#### TASK TO COMPLETE:
Search the records below for the word "mohiyati" and show every line where it occurs.

#### DATA EXCERPTS:
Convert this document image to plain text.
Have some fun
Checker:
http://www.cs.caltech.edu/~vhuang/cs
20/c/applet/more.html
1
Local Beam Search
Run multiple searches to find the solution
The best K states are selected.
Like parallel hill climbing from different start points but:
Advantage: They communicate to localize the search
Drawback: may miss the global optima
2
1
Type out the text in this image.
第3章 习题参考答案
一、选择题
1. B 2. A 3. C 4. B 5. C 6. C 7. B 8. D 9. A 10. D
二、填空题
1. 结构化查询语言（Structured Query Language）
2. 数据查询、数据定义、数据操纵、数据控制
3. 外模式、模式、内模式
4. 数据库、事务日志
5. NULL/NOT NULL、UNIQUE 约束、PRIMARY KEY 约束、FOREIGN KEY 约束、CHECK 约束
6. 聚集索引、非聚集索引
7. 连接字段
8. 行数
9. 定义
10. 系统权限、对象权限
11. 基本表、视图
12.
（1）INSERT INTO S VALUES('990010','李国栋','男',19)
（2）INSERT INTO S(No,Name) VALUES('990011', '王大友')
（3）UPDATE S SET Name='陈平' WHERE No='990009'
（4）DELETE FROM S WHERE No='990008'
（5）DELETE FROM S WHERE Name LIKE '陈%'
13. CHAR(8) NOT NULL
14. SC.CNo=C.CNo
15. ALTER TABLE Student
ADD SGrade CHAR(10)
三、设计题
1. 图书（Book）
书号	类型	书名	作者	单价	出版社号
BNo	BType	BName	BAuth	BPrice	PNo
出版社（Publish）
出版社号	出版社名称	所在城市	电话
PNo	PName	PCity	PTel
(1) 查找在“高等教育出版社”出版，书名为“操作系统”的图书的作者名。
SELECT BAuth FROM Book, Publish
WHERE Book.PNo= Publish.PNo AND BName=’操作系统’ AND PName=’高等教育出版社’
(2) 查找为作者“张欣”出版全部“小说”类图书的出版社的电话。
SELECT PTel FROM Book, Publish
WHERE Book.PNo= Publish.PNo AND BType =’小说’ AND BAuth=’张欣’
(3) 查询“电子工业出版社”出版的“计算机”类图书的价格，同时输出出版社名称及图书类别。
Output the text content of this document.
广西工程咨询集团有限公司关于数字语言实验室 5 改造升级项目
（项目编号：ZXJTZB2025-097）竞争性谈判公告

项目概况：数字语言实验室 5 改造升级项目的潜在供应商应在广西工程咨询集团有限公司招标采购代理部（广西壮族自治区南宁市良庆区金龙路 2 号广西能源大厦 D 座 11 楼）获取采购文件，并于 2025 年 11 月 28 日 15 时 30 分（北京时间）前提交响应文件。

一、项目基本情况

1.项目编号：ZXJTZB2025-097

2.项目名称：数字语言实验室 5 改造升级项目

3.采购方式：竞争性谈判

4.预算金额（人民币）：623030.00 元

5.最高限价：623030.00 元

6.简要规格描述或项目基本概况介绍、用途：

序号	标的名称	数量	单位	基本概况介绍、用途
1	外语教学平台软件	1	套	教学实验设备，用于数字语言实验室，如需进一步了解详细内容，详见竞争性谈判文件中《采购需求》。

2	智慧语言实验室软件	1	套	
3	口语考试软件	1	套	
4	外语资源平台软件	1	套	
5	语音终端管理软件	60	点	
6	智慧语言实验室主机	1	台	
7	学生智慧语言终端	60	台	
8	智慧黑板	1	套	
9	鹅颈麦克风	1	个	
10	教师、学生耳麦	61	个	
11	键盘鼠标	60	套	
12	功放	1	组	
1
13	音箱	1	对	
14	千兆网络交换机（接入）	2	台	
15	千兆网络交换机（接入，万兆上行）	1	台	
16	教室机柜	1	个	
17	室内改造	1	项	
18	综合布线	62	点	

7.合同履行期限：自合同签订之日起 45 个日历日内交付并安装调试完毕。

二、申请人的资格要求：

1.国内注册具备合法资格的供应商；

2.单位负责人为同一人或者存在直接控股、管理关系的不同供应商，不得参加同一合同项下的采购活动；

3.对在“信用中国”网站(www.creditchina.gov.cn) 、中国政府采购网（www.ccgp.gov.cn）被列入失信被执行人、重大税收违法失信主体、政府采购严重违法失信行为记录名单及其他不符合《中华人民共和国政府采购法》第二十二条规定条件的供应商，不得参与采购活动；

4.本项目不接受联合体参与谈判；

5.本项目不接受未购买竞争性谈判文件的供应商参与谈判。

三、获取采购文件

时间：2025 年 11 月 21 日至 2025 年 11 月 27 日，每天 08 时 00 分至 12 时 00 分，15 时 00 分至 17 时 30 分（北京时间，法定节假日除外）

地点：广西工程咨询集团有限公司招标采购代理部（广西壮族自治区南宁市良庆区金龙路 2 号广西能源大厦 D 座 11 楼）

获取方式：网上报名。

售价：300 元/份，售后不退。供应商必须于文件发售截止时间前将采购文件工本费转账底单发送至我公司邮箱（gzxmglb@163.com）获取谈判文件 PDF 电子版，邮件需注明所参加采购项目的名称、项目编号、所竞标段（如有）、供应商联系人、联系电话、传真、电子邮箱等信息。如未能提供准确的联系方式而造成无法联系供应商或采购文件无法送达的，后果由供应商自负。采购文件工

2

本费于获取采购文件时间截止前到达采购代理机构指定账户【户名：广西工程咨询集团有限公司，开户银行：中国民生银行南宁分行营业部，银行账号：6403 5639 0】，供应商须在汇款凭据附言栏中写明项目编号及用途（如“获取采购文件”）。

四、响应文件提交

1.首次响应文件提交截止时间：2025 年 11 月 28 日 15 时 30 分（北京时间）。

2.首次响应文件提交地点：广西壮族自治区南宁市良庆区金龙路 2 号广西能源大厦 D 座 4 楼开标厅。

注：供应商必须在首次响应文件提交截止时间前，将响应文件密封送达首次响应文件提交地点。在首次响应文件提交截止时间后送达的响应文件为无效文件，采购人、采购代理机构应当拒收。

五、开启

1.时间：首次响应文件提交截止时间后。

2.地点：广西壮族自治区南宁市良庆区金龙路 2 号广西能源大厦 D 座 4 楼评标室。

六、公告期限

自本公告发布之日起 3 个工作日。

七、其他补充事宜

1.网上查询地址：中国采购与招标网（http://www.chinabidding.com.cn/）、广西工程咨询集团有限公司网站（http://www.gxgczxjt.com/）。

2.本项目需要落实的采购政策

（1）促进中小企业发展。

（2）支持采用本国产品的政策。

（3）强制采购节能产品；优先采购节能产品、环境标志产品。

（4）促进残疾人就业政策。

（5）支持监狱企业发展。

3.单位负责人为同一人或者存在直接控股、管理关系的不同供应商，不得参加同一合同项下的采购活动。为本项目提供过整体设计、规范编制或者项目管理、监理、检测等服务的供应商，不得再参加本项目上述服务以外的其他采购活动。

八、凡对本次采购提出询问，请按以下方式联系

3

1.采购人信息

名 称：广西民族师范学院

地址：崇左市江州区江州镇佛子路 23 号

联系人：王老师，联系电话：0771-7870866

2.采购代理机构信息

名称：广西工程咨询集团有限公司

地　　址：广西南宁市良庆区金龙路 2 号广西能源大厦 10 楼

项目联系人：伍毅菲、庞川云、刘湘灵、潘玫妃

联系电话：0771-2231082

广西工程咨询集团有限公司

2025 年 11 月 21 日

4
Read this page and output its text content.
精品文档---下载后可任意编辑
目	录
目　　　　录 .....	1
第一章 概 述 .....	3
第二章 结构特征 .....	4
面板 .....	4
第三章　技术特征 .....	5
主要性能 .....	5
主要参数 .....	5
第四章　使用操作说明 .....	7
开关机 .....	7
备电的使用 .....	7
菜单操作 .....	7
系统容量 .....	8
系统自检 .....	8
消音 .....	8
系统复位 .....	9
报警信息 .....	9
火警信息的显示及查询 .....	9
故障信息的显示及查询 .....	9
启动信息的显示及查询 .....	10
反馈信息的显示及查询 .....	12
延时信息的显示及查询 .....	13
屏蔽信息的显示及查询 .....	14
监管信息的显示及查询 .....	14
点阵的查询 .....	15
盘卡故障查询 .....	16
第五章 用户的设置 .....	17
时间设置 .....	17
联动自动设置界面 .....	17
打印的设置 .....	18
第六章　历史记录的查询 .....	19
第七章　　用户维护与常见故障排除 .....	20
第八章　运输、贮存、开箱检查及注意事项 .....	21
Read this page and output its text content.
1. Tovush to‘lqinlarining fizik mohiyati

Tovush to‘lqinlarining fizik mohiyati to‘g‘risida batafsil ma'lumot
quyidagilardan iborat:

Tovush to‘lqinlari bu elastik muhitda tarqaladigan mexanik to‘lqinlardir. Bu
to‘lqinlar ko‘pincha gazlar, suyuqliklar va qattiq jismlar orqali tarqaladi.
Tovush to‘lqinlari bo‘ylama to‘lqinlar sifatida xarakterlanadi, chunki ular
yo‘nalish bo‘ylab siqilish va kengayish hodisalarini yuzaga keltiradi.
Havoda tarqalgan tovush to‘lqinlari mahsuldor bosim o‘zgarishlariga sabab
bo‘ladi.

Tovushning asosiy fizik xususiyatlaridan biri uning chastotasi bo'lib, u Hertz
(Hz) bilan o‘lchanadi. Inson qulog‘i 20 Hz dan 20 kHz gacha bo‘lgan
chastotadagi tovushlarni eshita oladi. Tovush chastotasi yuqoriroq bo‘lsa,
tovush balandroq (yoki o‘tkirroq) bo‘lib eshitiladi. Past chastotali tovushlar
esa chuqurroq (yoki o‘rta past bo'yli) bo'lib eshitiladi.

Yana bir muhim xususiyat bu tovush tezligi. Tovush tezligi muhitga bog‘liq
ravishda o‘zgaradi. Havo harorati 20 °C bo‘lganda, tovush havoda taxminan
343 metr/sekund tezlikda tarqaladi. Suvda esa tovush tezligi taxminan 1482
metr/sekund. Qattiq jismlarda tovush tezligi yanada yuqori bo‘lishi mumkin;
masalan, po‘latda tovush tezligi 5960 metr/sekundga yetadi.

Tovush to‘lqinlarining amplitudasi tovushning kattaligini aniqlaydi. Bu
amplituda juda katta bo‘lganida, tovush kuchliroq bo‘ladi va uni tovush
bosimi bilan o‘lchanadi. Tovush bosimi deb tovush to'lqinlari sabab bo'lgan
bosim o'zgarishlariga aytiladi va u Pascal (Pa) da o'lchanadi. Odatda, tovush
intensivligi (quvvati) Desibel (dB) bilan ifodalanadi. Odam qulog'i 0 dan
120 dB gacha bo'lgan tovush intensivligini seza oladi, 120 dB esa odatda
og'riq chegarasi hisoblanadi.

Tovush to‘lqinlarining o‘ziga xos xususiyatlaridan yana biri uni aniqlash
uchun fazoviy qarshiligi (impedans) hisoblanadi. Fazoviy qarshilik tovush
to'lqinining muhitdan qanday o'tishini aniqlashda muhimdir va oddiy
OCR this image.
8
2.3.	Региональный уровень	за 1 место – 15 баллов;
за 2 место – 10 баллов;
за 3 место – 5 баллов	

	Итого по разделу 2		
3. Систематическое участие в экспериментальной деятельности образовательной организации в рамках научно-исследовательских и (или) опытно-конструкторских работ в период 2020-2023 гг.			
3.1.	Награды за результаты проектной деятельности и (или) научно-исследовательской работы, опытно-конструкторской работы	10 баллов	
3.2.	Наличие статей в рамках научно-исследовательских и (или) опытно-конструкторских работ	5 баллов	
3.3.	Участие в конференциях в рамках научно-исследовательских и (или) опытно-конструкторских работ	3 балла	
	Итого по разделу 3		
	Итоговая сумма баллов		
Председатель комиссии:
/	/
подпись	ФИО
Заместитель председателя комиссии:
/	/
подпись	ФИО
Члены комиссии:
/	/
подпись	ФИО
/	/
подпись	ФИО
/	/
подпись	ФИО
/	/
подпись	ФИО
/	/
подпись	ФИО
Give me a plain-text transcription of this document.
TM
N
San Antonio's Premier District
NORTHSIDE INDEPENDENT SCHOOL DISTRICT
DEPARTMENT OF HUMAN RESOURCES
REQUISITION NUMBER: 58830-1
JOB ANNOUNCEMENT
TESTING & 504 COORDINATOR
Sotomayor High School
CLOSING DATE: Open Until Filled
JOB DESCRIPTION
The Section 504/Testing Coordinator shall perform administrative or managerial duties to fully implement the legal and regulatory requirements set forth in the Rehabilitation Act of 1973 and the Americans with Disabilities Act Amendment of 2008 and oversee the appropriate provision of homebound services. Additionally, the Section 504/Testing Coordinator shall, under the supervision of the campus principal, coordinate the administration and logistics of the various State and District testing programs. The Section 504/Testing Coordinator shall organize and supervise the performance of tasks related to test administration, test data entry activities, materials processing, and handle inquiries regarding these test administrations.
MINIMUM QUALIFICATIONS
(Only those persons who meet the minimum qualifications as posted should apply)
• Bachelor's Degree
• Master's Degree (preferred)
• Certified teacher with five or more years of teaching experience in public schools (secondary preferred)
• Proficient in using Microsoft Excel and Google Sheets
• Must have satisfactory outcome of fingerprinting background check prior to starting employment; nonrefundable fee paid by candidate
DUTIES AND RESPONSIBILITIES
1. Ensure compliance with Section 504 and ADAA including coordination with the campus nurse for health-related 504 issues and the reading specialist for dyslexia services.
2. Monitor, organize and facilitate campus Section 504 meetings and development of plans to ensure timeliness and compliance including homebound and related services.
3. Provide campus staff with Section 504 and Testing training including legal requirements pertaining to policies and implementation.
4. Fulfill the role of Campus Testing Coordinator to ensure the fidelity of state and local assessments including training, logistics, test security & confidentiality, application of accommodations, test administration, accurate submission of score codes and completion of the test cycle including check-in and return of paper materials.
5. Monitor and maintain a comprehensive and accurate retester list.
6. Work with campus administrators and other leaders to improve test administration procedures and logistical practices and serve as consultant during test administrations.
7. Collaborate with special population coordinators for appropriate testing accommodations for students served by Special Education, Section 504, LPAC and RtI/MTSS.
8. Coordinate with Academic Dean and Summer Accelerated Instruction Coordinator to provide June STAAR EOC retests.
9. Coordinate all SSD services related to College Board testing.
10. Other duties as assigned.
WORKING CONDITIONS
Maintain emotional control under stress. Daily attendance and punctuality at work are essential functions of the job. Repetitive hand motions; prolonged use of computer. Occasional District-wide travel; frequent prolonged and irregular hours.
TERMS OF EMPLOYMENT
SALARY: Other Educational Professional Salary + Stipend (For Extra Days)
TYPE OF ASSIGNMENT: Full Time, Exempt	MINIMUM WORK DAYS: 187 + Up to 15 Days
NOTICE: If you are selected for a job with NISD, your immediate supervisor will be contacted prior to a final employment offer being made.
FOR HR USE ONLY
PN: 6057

#### EXPECTED OUTPUT:
1. Tovush to‘lqinlarining fizik mohiyati
Tovush to‘lqinlarining fizik mohiyati to‘g‘risida batafsil ma'lumot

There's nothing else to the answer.